▶ [Data supplied]
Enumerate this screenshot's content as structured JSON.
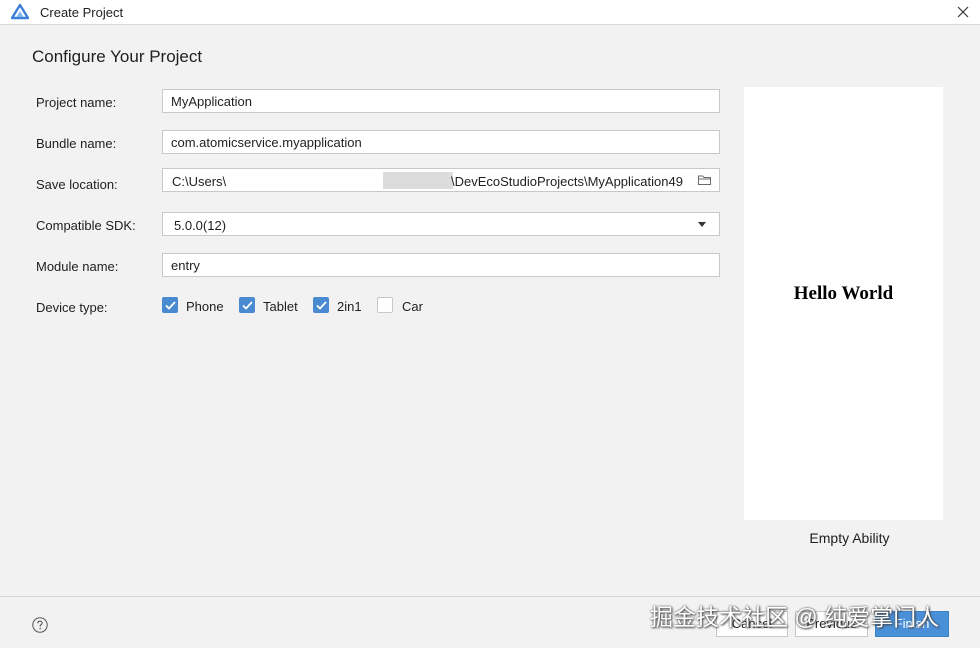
{
  "window": {
    "title": "Create Project",
    "app_icon": "deveco-logo-icon",
    "close_icon": "close-icon"
  },
  "heading": "Configure Your Project",
  "form": {
    "project_name": {
      "label": "Project name:",
      "value": "MyApplication"
    },
    "bundle_name": {
      "label": "Bundle name:",
      "value": "com.atomicservice.myapplication"
    },
    "save_location": {
      "label": "Save location:",
      "value_prefix": "C:\\Users\\",
      "value_suffix": "\\DevEcoStudioProjects\\MyApplication49",
      "browse_icon": "folder-icon"
    },
    "compatible_sdk": {
      "label": "Compatible SDK:",
      "value": "5.0.0(12)"
    },
    "module_name": {
      "label": "Module name:",
      "value": "entry"
    },
    "device_type": {
      "label": "Device type:",
      "options": [
        {
          "label": "Phone",
          "checked": true
        },
        {
          "label": "Tablet",
          "checked": true
        },
        {
          "label": "2in1",
          "checked": true
        },
        {
          "label": "Car",
          "checked": false
        }
      ]
    }
  },
  "preview": {
    "text": "Hello World",
    "template_name": "Empty Ability"
  },
  "footer": {
    "help_icon": "help-icon",
    "cancel_label": "Cancel",
    "previous_label": "Previous",
    "finish_label": "Finish"
  },
  "watermark": "掘金技术社区 @ 纯爱掌门人",
  "colors": {
    "accent": "#4a8ad1",
    "primary_button": "#4a90d9",
    "background": "#f2f2f2"
  }
}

▶ [Task objective]
Copy every record above exactly as written, but leave out the pictures.

▶ [Task result]
Enumerate this screenshot's content as structured JSON.
{
  "window": {
    "title": "Create Project",
    "app_icon": "deveco-logo-icon",
    "close_icon": "close-icon"
  },
  "heading": "Configure Your Project",
  "form": {
    "project_name": {
      "label": "Project name:",
      "value": "MyApplication"
    },
    "bundle_name": {
      "label": "Bundle name:",
      "value": "com.atomicservice.myapplication"
    },
    "save_location": {
      "label": "Save location:",
      "value_prefix": "C:\\Users\\",
      "value_suffix": "\\DevEcoStudioProjects\\MyApplication49",
      "browse_icon": "folder-icon"
    },
    "compatible_sdk": {
      "label": "Compatible SDK:",
      "value": "5.0.0(12)"
    },
    "module_name": {
      "label": "Module name:",
      "value": "entry"
    },
    "device_type": {
      "label": "Device type:",
      "options": [
        {
          "label": "Phone",
          "checked": true
        },
        {
          "label": "Tablet",
          "checked": true
        },
        {
          "label": "2in1",
          "checked": true
        },
        {
          "label": "Car",
          "checked": false
        }
      ]
    }
  },
  "preview": {
    "text": "Hello World",
    "template_name": "Empty Ability"
  },
  "footer": {
    "help_icon": "help-icon",
    "cancel_label": "Cancel",
    "previous_label": "Previous",
    "finish_label": "Finish"
  },
  "watermark": "掘金技术社区 @ 纯爱掌门人",
  "colors": {
    "accent": "#4a8ad1",
    "primary_button": "#4a90d9",
    "background": "#f2f2f2"
  }
}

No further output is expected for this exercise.